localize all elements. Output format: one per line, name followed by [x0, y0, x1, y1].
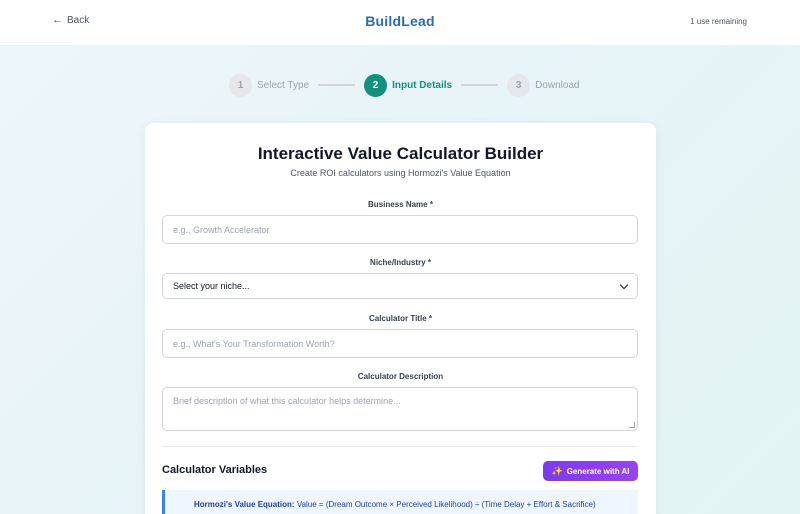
niche-select[interactable]: Select your niche... — [162, 273, 638, 299]
progress-stepper: 1 Select Type 2 Input Details 3 Download — [229, 73, 580, 97]
page-subtitle: Create ROI calculators using Hormozi's V… — [290, 168, 511, 178]
description-placeholder: Brief description of what this calculato… — [173, 396, 401, 406]
generate-with-ai-button[interactable]: ✨ Generate with AI — [543, 461, 638, 481]
niche-selected-value: Select your niche... — [173, 281, 250, 291]
description-textarea[interactable]: Brief description of what this calculato… — [162, 387, 638, 431]
section-divider — [162, 446, 638, 447]
uses-remaining-text: 1 use remaining — [690, 17, 747, 26]
step-connector — [318, 84, 356, 86]
sparkles-icon: ✨ — [551, 465, 563, 476]
equation-name: Hormozi's Value Equation: — [194, 500, 295, 509]
top-header: ← Back BuildLead 1 use remaining — [0, 0, 800, 46]
resize-handle-icon[interactable] — [629, 422, 635, 428]
step-2-circle: 2 — [364, 73, 388, 97]
business-name-label: Business Name * — [368, 200, 433, 209]
chevron-down-icon — [619, 280, 629, 289]
calculator-variables-heading: Calculator Variables — [162, 464, 268, 476]
business-name-input[interactable]: e.g., Growth Accelerator — [162, 215, 638, 244]
calculator-title-input[interactable]: e.g., What's Your Transformation Worth? — [162, 329, 638, 358]
calculator-title-placeholder: e.g., What's Your Transformation Worth? — [173, 338, 335, 349]
calculator-title-label: Calculator Title * — [369, 314, 432, 323]
value-equation-callout: Hormozi's Value Equation: Value = (Dream… — [162, 490, 638, 514]
step-1-circle: 1 — [229, 73, 252, 97]
step-connector — [461, 84, 499, 86]
niche-label: Niche/Industry * — [370, 258, 431, 267]
brand-logo[interactable]: BuildLead — [0, 13, 800, 29]
form-card: Interactive Value Calculator Builder Cre… — [145, 123, 656, 514]
step-2-label: Input Details — [392, 79, 453, 91]
description-label: Calculator Description — [357, 372, 444, 381]
step-3-label: Download — [535, 79, 580, 91]
step-1-label: Select Type — [257, 79, 310, 91]
business-name-placeholder: e.g., Growth Accelerator — [173, 224, 270, 235]
step-3-circle: 3 — [507, 73, 531, 97]
generate-with-ai-label: Generate with AI — [566, 466, 630, 476]
equation-text: Value = (Dream Outcome × Perceived Likel… — [296, 500, 596, 509]
page-title: Interactive Value Calculator Builder — [257, 144, 544, 163]
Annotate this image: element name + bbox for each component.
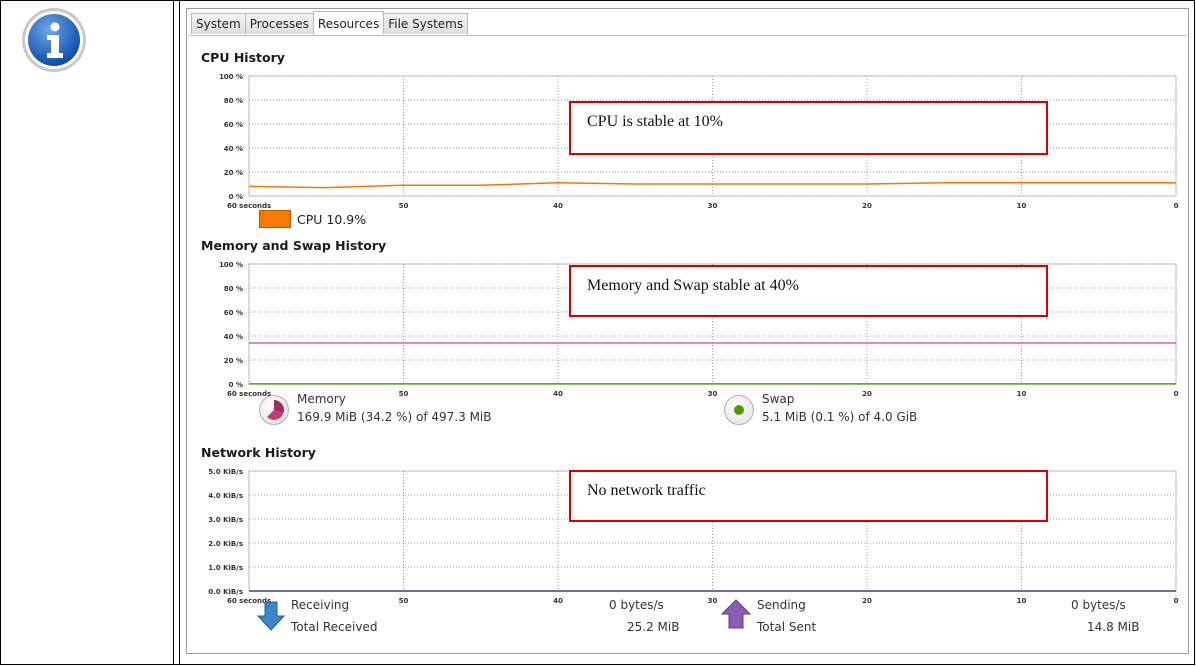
memory-x-tick-label: 40: [553, 390, 563, 398]
cpu-y-tick-label: 80 %: [224, 97, 243, 105]
cpu-x-tick-label: 10: [1017, 202, 1027, 210]
total-sent-value: 14.8 MiB: [1087, 620, 1140, 634]
network-y-tick-label: 2.0 KiB/s: [208, 540, 243, 548]
cpu-y-tick-label: 60 %: [224, 121, 243, 129]
memory-value: 169.9 MiB (34.2 %) of 497.3 MiB: [297, 410, 492, 424]
tab-system[interactable]: System: [191, 13, 246, 34]
network-y-tick-label: 0.0 KiB/s: [208, 588, 243, 596]
icon-cell: [1, 1, 174, 664]
cpu-legend-label: CPU 10.9%: [297, 211, 367, 227]
network-y-tick-label: 5.0 KiB/s: [208, 468, 243, 476]
cpu-x-tick-label: 20: [862, 202, 872, 210]
memory-x-tick-label: 0: [1174, 390, 1179, 398]
network-x-tick-label: 30: [708, 597, 718, 605]
memory-history-title: Memory and Swap History: [201, 238, 387, 253]
memory-legend: Memory 169.9 MiB (34.2 %) of 497.3 MiB: [259, 390, 491, 426]
cpu-x-tick-label: 0: [1174, 202, 1179, 210]
network-x-tick-label: 20: [862, 597, 872, 605]
receiving-label: Receiving: [291, 598, 350, 612]
cpu-y-tick-label: 40 %: [224, 145, 243, 153]
sending-label: Sending: [757, 598, 806, 612]
tab-processes[interactable]: Processes: [244, 13, 314, 34]
memory-pie-icon[interactable]: [259, 395, 289, 425]
memory-x-tick-label: 30: [708, 390, 718, 398]
cpu-annotation: CPU is stable at 10%: [569, 101, 1048, 155]
network-x-tick-label: 10: [1017, 597, 1027, 605]
receiving-rate: 0 bytes/s: [609, 598, 664, 612]
cpu-legend: CPU 10.9%: [259, 210, 366, 228]
cpu-x-tick-label: 40: [553, 202, 563, 210]
tab-file-systems[interactable]: File Systems: [383, 13, 469, 34]
memory-y-tick-label: 60 %: [224, 309, 243, 317]
memory-y-tick-label: 80 %: [224, 285, 243, 293]
memory-pie-glyph: [267, 400, 284, 420]
network-y-tick-label: 1.0 KiB/s: [208, 564, 243, 572]
memory-info: Memory 169.9 MiB (34.2 %) of 497.3 MiB: [297, 390, 491, 426]
memory-x-tick-label: 10: [1017, 390, 1027, 398]
cpu-x-tick-label: 30: [708, 202, 718, 210]
swap-value: 5.1 MiB (0.1 %) of 4.0 GiB: [762, 410, 918, 424]
cpu-y-tick-label: 100 %: [219, 73, 243, 81]
memory-y-tick-label: 0 %: [229, 381, 243, 389]
network-x-tick-label: 0: [1174, 597, 1179, 605]
sending-arrow-icon: [721, 599, 751, 629]
network-y-tick-label: 3.0 KiB/s: [208, 516, 243, 524]
cpu-y-tick-label: 20 %: [224, 169, 243, 177]
cpu-y-tick-label: 0 %: [229, 193, 243, 201]
network-annotation: No network traffic: [569, 470, 1048, 522]
network-history-title: Network History: [201, 445, 316, 460]
info-icon: [22, 8, 86, 72]
cpu-x-tick-label: 60 seconds: [227, 202, 271, 210]
memory-y-tick-label: 20 %: [224, 357, 243, 365]
tab-resources[interactable]: Resources: [312, 11, 385, 34]
receiving-arrow-icon: [257, 601, 285, 631]
cpu-history-title: CPU History: [201, 50, 285, 65]
cell-divider: [179, 1, 180, 664]
sending-rate: 0 bytes/s: [1071, 598, 1126, 612]
memory-y-tick-label: 40 %: [224, 333, 243, 341]
tab-bar: System Processes Resources File Systems: [191, 11, 469, 35]
swap-info: Swap 5.1 MiB (0.1 %) of 4.0 GiB: [762, 390, 917, 426]
memory-y-tick-label: 100 %: [219, 261, 243, 269]
cpu-x-tick-label: 50: [399, 202, 409, 210]
network-x-tick-label: 50: [399, 597, 409, 605]
cpu-color-swatch[interactable]: [259, 210, 291, 228]
network-x-tick-label: 40: [553, 597, 563, 605]
swap-dot-glyph: [734, 405, 744, 415]
document-table: System Processes Resources File Systems …: [0, 0, 1195, 665]
network-y-tick-label: 4.0 KiB/s: [208, 492, 243, 500]
memory-label: Memory: [297, 392, 346, 406]
memory-annotation: Memory and Swap stable at 40%: [569, 265, 1048, 317]
total-received-value: 25.2 MiB: [627, 620, 680, 634]
total-received-label: Total Received: [291, 620, 378, 634]
swap-legend: Swap 5.1 MiB (0.1 %) of 4.0 GiB: [724, 390, 917, 426]
swap-label: Swap: [762, 392, 795, 406]
swap-pie-icon[interactable]: [724, 395, 754, 425]
total-sent-label: Total Sent: [757, 620, 817, 634]
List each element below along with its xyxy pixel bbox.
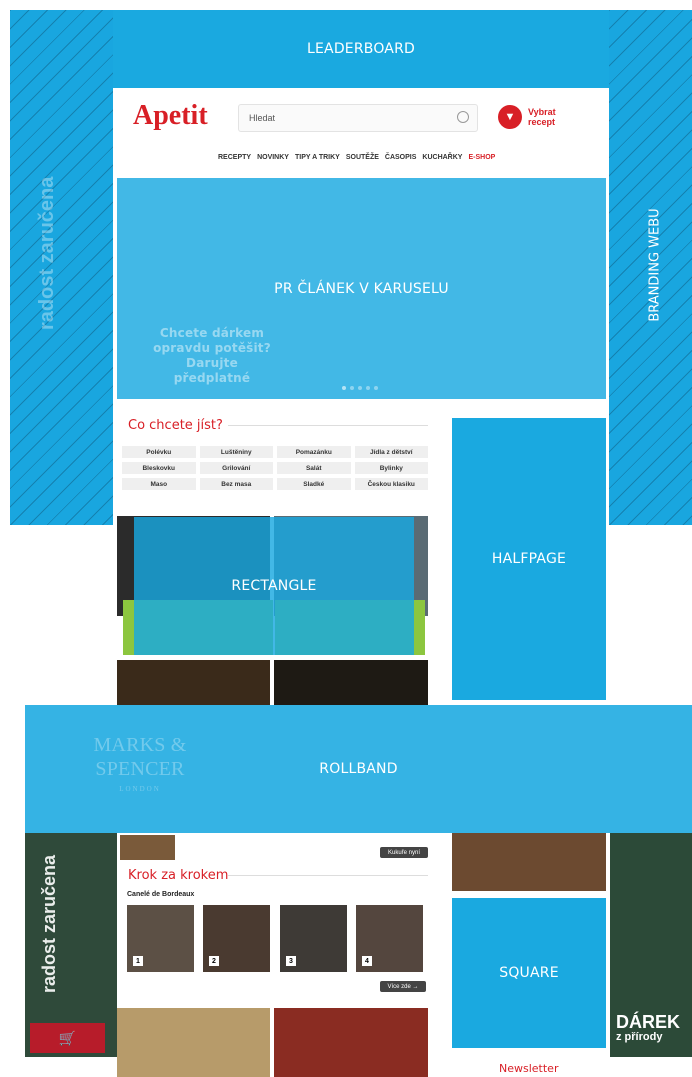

[What is required]: Print the entire listing above verbatim, line for line, and omit the picture markers.

[Full solution]:
localize all elements. Output format: one per line, name followed by [x0, y0, x1, y1].
niche-select[interactable]: Select your niche... — [162, 273, 638, 299]
progress-stepper: 1 Select Type 2 Input Details 3 Download — [229, 73, 580, 97]
page-subtitle: Create ROI calculators using Hormozi's V… — [290, 168, 511, 178]
description-placeholder: Brief description of what this calculato… — [173, 396, 401, 406]
generate-with-ai-button[interactable]: ✨ Generate with AI — [543, 461, 638, 481]
niche-selected-value: Select your niche... — [173, 281, 250, 291]
description-textarea[interactable]: Brief description of what this calculato… — [162, 387, 638, 431]
section-divider — [162, 446, 638, 447]
uses-remaining-text: 1 use remaining — [690, 17, 747, 26]
step-connector — [318, 84, 356, 86]
sparkles-icon: ✨ — [551, 465, 563, 476]
equation-name: Hormozi's Value Equation: — [194, 500, 295, 509]
top-header: ← Back BuildLead 1 use remaining — [0, 0, 800, 46]
resize-handle-icon[interactable] — [629, 422, 635, 428]
step-2-circle: 2 — [364, 73, 388, 97]
business-name-label: Business Name * — [368, 200, 433, 209]
chevron-down-icon — [619, 280, 629, 289]
calculator-variables-heading: Calculator Variables — [162, 464, 268, 476]
business-name-input[interactable]: e.g., Growth Accelerator — [162, 215, 638, 244]
calculator-title-input[interactable]: e.g., What's Your Transformation Worth? — [162, 329, 638, 358]
calculator-title-placeholder: e.g., What's Your Transformation Worth? — [173, 338, 335, 349]
calculator-title-label: Calculator Title * — [369, 314, 432, 323]
value-equation-callout: Hormozi's Value Equation: Value = (Dream… — [162, 490, 638, 514]
step-1-circle: 1 — [229, 73, 252, 97]
step-connector — [461, 84, 499, 86]
niche-label: Niche/Industry * — [370, 258, 431, 267]
brand-logo[interactable]: BuildLead — [0, 13, 800, 29]
form-card: Interactive Value Calculator Builder Cre… — [145, 123, 656, 514]
step-2-label: Input Details — [392, 79, 453, 91]
description-label: Calculator Description — [357, 372, 444, 381]
step-3-label: Download — [535, 79, 580, 91]
step-1-label: Select Type — [257, 79, 310, 91]
business-name-placeholder: e.g., Growth Accelerator — [173, 224, 270, 235]
step-3-circle: 3 — [507, 73, 531, 97]
generate-with-ai-label: Generate with AI — [566, 466, 630, 476]
equation-text: Value = (Dream Outcome × Perceived Likel… — [296, 500, 596, 509]
page-title: Interactive Value Calculator Builder — [257, 144, 544, 163]
Annotate this image: element name + bbox for each component.
memory-x-tick-label: 40: [553, 390, 563, 398]
cpu-y-tick-label: 80 %: [224, 97, 243, 105]
cpu-x-tick-label: 10: [1017, 202, 1027, 210]
total-sent-value: 14.8 MiB: [1087, 620, 1140, 634]
network-y-tick-label: 2.0 KiB/s: [208, 540, 243, 548]
cpu-y-tick-label: 60 %: [224, 121, 243, 129]
memory-value: 169.9 MiB (34.2 %) of 497.3 MiB: [297, 410, 492, 424]
tab-system[interactable]: System: [191, 13, 246, 34]
network-y-tick-label: 0.0 KiB/s: [208, 588, 243, 596]
icon-cell: [1, 1, 174, 664]
cpu-legend-label: CPU 10.9%: [297, 211, 367, 227]
network-y-tick-label: 5.0 KiB/s: [208, 468, 243, 476]
cpu-x-tick-label: 20: [862, 202, 872, 210]
memory-x-tick-label: 0: [1174, 390, 1179, 398]
network-x-tick-label: 30: [708, 597, 718, 605]
memory-history-title: Memory and Swap History: [201, 238, 387, 253]
memory-legend: Memory 169.9 MiB (34.2 %) of 497.3 MiB: [259, 390, 491, 426]
cpu-x-tick-label: 0: [1174, 202, 1179, 210]
network-x-tick-label: 20: [862, 597, 872, 605]
receiving-label: Receiving: [291, 598, 350, 612]
cpu-y-tick-label: 40 %: [224, 145, 243, 153]
sending-label: Sending: [757, 598, 806, 612]
tab-processes[interactable]: Processes: [244, 13, 314, 34]
memory-pie-icon[interactable]: [259, 395, 289, 425]
memory-x-tick-label: 30: [708, 390, 718, 398]
cpu-annotation: CPU is stable at 10%: [569, 101, 1048, 155]
network-x-tick-label: 10: [1017, 597, 1027, 605]
receiving-rate: 0 bytes/s: [609, 598, 664, 612]
cpu-legend: CPU 10.9%: [259, 210, 366, 228]
cpu-x-tick-label: 40: [553, 202, 563, 210]
tab-file-systems[interactable]: File Systems: [383, 13, 469, 34]
memory-y-tick-label: 60 %: [224, 309, 243, 317]
memory-y-tick-label: 80 %: [224, 285, 243, 293]
memory-pie-glyph: [267, 400, 284, 420]
network-y-tick-label: 1.0 KiB/s: [208, 564, 243, 572]
memory-info: Memory 169.9 MiB (34.2 %) of 497.3 MiB: [297, 390, 491, 426]
memory-x-tick-label: 10: [1017, 390, 1027, 398]
cpu-x-tick-label: 30: [708, 202, 718, 210]
swap-value: 5.1 MiB (0.1 %) of 4.0 GiB: [762, 410, 918, 424]
cpu-y-tick-label: 100 %: [219, 73, 243, 81]
memory-y-tick-label: 0 %: [229, 381, 243, 389]
network-x-tick-label: 0: [1174, 597, 1179, 605]
sending-arrow-icon: [721, 599, 751, 629]
network-y-tick-label: 3.0 KiB/s: [208, 516, 243, 524]
cpu-y-tick-label: 20 %: [224, 169, 243, 177]
cpu-y-tick-label: 0 %: [229, 193, 243, 201]
network-annotation: No network traffic: [569, 470, 1048, 522]
network-history-title: Network History: [201, 445, 316, 460]
info-icon: [22, 8, 86, 72]
cpu-x-tick-label: 60 seconds: [227, 202, 271, 210]
memory-y-tick-label: 20 %: [224, 357, 243, 365]
tab-resources[interactable]: Resources: [312, 11, 385, 34]
receiving-arrow-icon: [257, 601, 285, 631]
cpu-history-title: CPU History: [201, 50, 285, 65]
cell-divider: [179, 1, 180, 664]
sending-rate: 0 bytes/s: [1071, 598, 1126, 612]
memory-y-tick-label: 40 %: [224, 333, 243, 341]
tab-bar: System Processes Resources File Systems: [191, 11, 469, 35]
swap-info: Swap 5.1 MiB (0.1 %) of 4.0 GiB: [762, 390, 917, 426]
memory-y-tick-label: 100 %: [219, 261, 243, 269]
cpu-x-tick-label: 50: [399, 202, 409, 210]
network-x-tick-label: 50: [399, 597, 409, 605]
cpu-color-swatch[interactable]: [259, 210, 291, 228]
network-x-tick-label: 40: [553, 597, 563, 605]
swap-dot-glyph: [734, 405, 744, 415]
document-table: System Processes Resources File Systems …: [0, 0, 1195, 665]
network-y-tick-label: 4.0 KiB/s: [208, 492, 243, 500]
memory-label: Memory: [297, 392, 346, 406]
memory-annotation: Memory and Swap stable at 40%: [569, 265, 1048, 317]
total-received-value: 25.2 MiB: [627, 620, 680, 634]
total-received-label: Total Received: [291, 620, 378, 634]
swap-legend: Swap 5.1 MiB (0.1 %) of 4.0 GiB: [724, 390, 917, 426]
swap-label: Swap: [762, 392, 795, 406]
swap-pie-icon[interactable]: [724, 395, 754, 425]
total-sent-label: Total Sent: [757, 620, 817, 634]
List each element below along with its xyxy pixel bbox.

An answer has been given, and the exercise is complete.